Objective: Where a line holds "title", copy it.

Exercise data:
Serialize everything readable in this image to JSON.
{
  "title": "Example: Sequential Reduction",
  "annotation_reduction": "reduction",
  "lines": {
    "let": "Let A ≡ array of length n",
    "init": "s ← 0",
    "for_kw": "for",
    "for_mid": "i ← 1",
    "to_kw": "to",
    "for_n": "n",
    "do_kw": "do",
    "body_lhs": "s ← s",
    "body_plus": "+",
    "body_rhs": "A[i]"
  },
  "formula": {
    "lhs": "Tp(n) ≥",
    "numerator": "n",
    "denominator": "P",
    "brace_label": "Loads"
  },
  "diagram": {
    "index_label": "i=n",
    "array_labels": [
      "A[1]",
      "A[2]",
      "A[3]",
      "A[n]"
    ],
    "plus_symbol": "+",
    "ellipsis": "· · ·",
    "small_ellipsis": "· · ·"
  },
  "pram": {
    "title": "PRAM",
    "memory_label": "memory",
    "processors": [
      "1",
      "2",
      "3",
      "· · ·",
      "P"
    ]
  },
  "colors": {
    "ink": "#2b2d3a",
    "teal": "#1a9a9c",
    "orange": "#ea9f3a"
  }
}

Result of this task:
  "title": "Example: Sequential Reduction",
    "title": "PRAM",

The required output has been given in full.